What you have to do: Using the records below, filter for lines that contain the string "feeding" and copy them out.
★ ★ ★ ★ ★ ★ ★
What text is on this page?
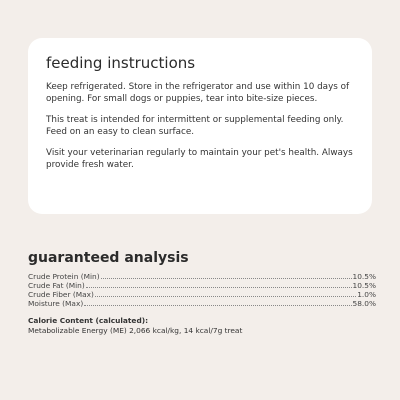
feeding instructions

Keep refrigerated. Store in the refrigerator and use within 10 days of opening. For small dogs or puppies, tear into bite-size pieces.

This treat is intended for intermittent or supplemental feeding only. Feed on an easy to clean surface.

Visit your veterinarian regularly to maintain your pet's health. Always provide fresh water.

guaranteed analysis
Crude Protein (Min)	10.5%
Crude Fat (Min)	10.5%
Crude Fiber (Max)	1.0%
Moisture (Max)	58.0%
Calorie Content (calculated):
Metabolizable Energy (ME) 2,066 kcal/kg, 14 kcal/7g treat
★ ★ ★ ★ ★ ★ ★
Solution:
feeding instructions
This treat is intended for intermittent or supplemental feeding only. Feed on an easy to clean surface.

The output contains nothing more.